Local response loaded from a file.

Parameters:

input_file (Union[BinaryIO, str, Path, bytes]) –

get_hmac_signature(secret_key)

Returns the hmac signature of the local response, from the secret key provided.

Parameters:

secret_key (Union[str, bytes, bytearray]) – Secret key, either a string or a byte/byte array.

Returns:

The hmac signature of the local response.

is_valid_hmac_signature(secret_key, signature)

Checks if the hmac signature of the local response is valid.

Parameters:
  • secret_key (Union[str, bytes, bytearray]) – Secret key, given as a string.

  • signature (str) – HMAC signature, given as a string.

Returns:

True if the HMAC signature is valid.

property as_dict: Dict[str, Any]

Returns the dictionary representation of the file.

Returns:

A json-like dictionary.

class PageOptions(page_indexes, operation='KEEP_ONLY', on_min_pages=0)

Options to pass to the parse method for cutting multipage documents.

Parameters:
  • page_indexes (Sequence[int]) –

  • operation (str) –

  • on_min_pages (int) –

on_min_pages: int

Apply the operation only if document has at least this many pages.

Default: 0 (apply on all documents)

operation: str

Operation to apply on the document, given the page_indexes specified:

  • KEEP_ONLY - keep only the specified pages, and remove all others.

  • REMOVE - remove the specified pages, and keep all others.

page_indexes: Sequence[int]

Zero-based list of page indexes. A negative index can be used, indicating an offset from the end of the document.

[0, -1] represents the fist and last pages of the document.

class PathInput(filepath)

A local path input.

Parameters:

filepath (Optional[str]) –

class UrlInputSource(url)

A local or distant URL input.

Parameters:

url (str) –

as_local_input_source(filename=None, username=None, password=None, token=None, headers=None, max_redirects=3)

Convert the URL content to a BytesInput object.

Parameters:
  • filename (Optional[str], default: None) – Optional filename for the BytesInput.

  • username (Optional[str], default: None) – Optional username for authentication.

  • password (Optional[str], default: None) – Optional password for authentication.

  • token (Optional[str], default: None) – Optional token for authentication.

  • headers (Optional[dict], default: None) – Optional additional headers for the request.

  • max_redirects (int, default: 3) – Maximum number of redirects to follow.

Return type:

BytesInput

Returns:

A BytesInput object containing the file content.

save_to_file(filepath, filename=None, username=None, password=None, token=None, headers=None, max_redirects=3)

Save the content of the URL to a file.

Parameters:
  • filepath (Union[Path, str]) – Path to save the content to.

  • filename (Optional[str], default: None) – Optional filename to give to the file.

  • username (Optional[str], default: None) – Optional username for authentication.

  • password (Optional[str], default: None) – Optional password for authentication.

* [Stored records]
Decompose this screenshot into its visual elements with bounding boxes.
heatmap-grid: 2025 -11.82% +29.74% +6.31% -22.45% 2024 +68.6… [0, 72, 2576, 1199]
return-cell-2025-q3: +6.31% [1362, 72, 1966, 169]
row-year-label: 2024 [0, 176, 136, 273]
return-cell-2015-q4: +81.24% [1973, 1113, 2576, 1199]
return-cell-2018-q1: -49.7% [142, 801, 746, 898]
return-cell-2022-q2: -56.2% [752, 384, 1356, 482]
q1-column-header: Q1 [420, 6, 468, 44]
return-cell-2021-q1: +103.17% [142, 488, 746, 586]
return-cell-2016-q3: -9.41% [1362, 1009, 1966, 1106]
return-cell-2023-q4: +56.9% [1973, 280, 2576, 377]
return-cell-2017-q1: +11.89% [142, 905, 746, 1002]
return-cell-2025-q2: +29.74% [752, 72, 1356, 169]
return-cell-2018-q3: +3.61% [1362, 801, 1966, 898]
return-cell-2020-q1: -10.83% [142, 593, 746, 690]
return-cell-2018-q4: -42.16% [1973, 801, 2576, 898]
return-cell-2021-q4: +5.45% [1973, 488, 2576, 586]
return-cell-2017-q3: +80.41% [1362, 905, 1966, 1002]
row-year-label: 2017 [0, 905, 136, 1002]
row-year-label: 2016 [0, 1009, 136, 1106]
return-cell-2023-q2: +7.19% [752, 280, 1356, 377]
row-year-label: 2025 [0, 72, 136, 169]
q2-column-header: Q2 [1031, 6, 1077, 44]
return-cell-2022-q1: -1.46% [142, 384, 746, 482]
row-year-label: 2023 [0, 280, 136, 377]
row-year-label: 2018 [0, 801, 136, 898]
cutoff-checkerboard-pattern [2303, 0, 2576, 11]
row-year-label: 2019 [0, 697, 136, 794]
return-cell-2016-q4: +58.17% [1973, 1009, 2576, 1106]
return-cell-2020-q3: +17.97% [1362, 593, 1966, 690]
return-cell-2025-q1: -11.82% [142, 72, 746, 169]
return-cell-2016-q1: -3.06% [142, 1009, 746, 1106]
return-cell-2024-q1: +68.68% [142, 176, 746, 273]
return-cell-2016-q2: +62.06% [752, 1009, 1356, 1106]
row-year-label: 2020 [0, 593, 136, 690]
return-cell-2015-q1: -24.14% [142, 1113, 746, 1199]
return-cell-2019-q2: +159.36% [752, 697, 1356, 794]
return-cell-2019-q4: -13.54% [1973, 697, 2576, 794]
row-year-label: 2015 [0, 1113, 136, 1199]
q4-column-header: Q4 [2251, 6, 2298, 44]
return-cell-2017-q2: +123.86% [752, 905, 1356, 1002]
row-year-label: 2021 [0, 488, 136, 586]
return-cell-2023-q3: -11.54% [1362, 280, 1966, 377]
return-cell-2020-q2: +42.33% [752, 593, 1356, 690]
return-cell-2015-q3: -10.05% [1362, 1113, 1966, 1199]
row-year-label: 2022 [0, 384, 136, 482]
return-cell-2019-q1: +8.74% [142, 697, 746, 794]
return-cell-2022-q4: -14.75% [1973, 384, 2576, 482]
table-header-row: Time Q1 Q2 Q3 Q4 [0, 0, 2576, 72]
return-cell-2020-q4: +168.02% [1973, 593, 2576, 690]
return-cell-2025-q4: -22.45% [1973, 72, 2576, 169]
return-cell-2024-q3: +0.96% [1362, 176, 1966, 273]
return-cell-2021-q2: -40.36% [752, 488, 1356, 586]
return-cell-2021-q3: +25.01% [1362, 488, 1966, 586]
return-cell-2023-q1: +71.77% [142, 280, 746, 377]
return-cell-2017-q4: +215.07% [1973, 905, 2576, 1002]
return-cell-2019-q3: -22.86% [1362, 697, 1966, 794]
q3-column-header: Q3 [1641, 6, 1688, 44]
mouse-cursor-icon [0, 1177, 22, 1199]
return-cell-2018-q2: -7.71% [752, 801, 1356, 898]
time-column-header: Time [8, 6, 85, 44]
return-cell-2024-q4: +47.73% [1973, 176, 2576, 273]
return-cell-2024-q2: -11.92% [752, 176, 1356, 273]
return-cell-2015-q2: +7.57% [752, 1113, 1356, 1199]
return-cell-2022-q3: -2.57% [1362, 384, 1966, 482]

* [Written task 1]
According to the API documentation, what does the REMOVE operation in PageOptions do?
* [Written task 2]
Reproduce the part of the API documentation that begins at the words "Checks if the" and stops after "signature is valid.".

* [Final result 1]
It removes the specified pages and keeps all others.

* [Final result 2]
Checks if the hmac signature of the local response is valid.

Parameters:
  • secret_key (Union[str, bytes, bytearray]) – Secret key, given as a string.

  • signature (str) – HMAC signature, given as a string.

Returns:

True if the HMAC signature is valid.